* **Задание 1**
Какую фазу войны, согласно фрагменту текста, мы наблюдаем в действительности?

Как справедливо пишет политолог Дмитрий Бабич, «этот нацизм часто обходится без свастик и без прославляющих Гитлера салютов: современный украинский нацизм бывает прилизан и начитан, он любит щегольнуть цитатой из Черчилля, Гавела и даже Варлама Шаламова, в кармане у него часто имеется диплом европейского вуза с приглашениями на кучу конференций – варшавских, лондонских, берлинских. Этот нацизм бывает… интеллигентен и либерален. Нацизм либеральной выделки? Это кажется оксюмороном, но это так: современных украинских нацистов привели к власти западные и отечественные либералы» [26].
Говоря о восстании и ополченцах Юго-Востока, эксперты утверждают, что идёт война между фашистами и антифашистами. Это правда, но далеко не вся. В действительности мы наблюдаем начальную фазу этнической войны. Идёт зачистка территории. Очень немногие в России осознали, что конфликт Киева и Юго-Востока предполагает – как бы ни хотелось перестать об этом думать – конфликт между украинцами (в союзе с США) и русскими, а не только между фашистами и антифашистами. Украинцы осознают этот факт гораздо лучше нас.

* **Доступные строки**
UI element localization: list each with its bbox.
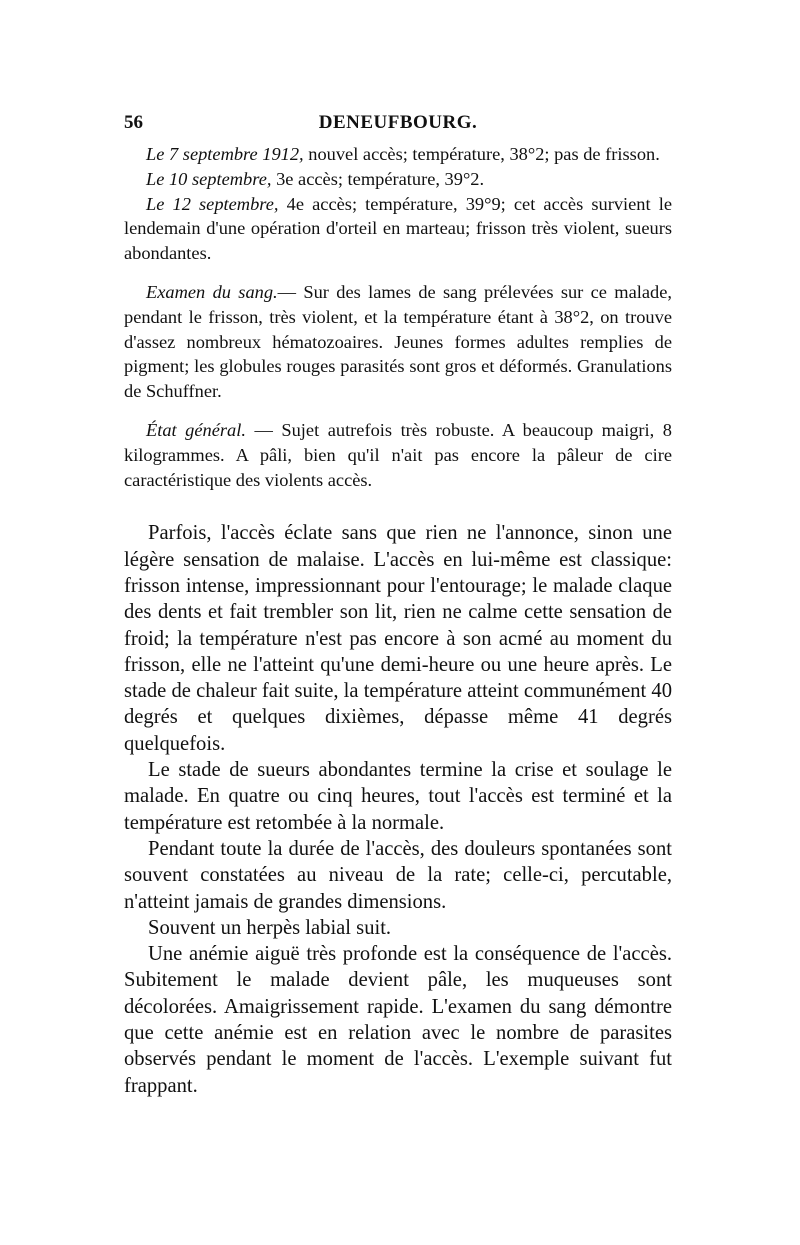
blood-exam-paragraph	[124, 280, 672, 404]
note-date: Le 12 septembre,	[146, 193, 279, 214]
general-state-label: État général.	[146, 419, 246, 440]
case-notes	[124, 142, 672, 492]
body-paragraph: Souvent un herpès labial suit.	[148, 916, 392, 939]
page-number: 56	[124, 112, 143, 133]
running-title: DENEUFBOURG.	[318, 112, 478, 133]
body-paragraph: Le stade de sueurs abondantes termine la crise et soulage le malade. En quatre ou cinq heures, tout l'accès est terminé et la température est retombée à la normale.	[124, 759, 672, 834]
note-sept-7	[124, 142, 672, 167]
note-text: 4e accès; température, 39°9; cet accès survient le lendemain d'une opération d'orteil en marteau; frisson très violent, sueurs abondantes.	[124, 193, 672, 264]
note-date: Le 10 septembre,	[146, 168, 272, 189]
main-text	[124, 520, 672, 1099]
note-date: Le 7 septembre 1912,	[146, 144, 304, 164]
blood-exam-text: — Sur des lames de sang prélevées sur ce malade, pendant le frisson, très violent, et la température étant à 38°2, on trouve d'assez nombreux hématozoaires. Jeunes formes adultes remplies de pigment; les globules rouges parasités sont gros et déformés. Granulations de Schuffner.	[124, 281, 672, 402]
body-paragraph: Parfois, l'accès éclate sans que rien ne l'annonce, sinon une légère sensation de malaise. L'accès en lui-même est classique: frisson intense, impressionnant pour l'entourage; le malade claque des dents et fait trembler son lit, rien ne calme cette sensation de froid; la température n'est pas encore à son acmé au moment du frisson, elle ne l'atteint qu'une demi-heure ou une heure après. Le stade de chaleur fait suite, la température atteint communément 40 degrés et quelques dixièmes, dépasse même 41 degrés quelquefois.	[124, 522, 672, 755]
note-sept-10	[124, 167, 672, 192]
blood-exam-label: Examen du sang.	[146, 281, 278, 302]
body-paragraph: Une anémie aiguë très profonde est la conséquence de l'accès. Subitement le malade devient pâle, les muqueuses sont décolorées. Amaigrissement rapide. L'examen du sang démontre que cette anémie est en relation avec le nombre de parasites observés pendant le moment de l'accès. L'exemple suivant fut frappant.	[124, 943, 672, 1097]
page-header	[124, 112, 672, 142]
note-text: 3e accès; température, 39°2.	[271, 168, 485, 189]
note-sept-12	[124, 192, 672, 266]
general-state-text: — Sujet autrefois très robuste. A beaucoup maigri, 8 kilogrammes. A pâli, bien qu'il n'ait pas encore la pâleur de cire caractéristique des violents accès.	[124, 419, 672, 490]
note-text: nouvel accès; température, 38°2; pas de frisson.	[303, 144, 660, 164]
book-page	[124, 112, 672, 1099]
body-paragraph: Pendant toute la durée de l'accès, des douleurs spontanées sont souvent constatées au niveau de la rate; celle-ci, percutable, n'atteint jamais de grandes dimensions.	[124, 837, 672, 913]
general-state-paragraph	[124, 418, 672, 492]
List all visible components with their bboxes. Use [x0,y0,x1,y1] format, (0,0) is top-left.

* **Задание 2**
Оформите доступные строки с той, где есть «280, 672, 404]», по ту, где есть «note-date: Le 7», включительно как JSON-список строк. Каждой строке соответствует один пункт списка, пустые строки пропустите.

* **Правильный ответ 1**
Начальную фазу этнической войны.

* **Правильный ответ 2**
[
  "blood-exam-paragraph\t[124, 280, 672, 404]",
  "note-date: Le 12 septembre,\t[146, 193, 279, 214]",
  "general-state-label: État général.\t[146, 419, 246, 440]",
  "case-notes\t[124, 142, 672, 492]",
  "body-paragraph: Souvent un herpès labial suit.\t[148, 916, 392, 939]",
  "page-number: 56\t[124, 112, 143, 133]",
  "running-title: DENEUFBOURG.\t[318, 112, 478, 133]",
  "body-paragraph: Le stade de sueurs abondantes termine la crise et soulage le malade. En quatre ou cinq heures, tout l'accès est terminé et la température est retombée à la normale.\t[124, 759, 672, 834]",
  "note-sept-7\t[124, 142, 672, 167]",
  "note-text: 4e accès; température, 39°9; cet accès survient le lendemain d'une opération d'orteil en marteau; frisson très violent, sueurs abondantes.\t[124, 193, 672, 264]",
  "note-date: Le 10 septembre,\t[146, 168, 272, 189]",
  "main-text\t[124, 520, 672, 1099]",
  "note-date: Le 7 septembre 1912,\t[146, 144, 304, 164]"
]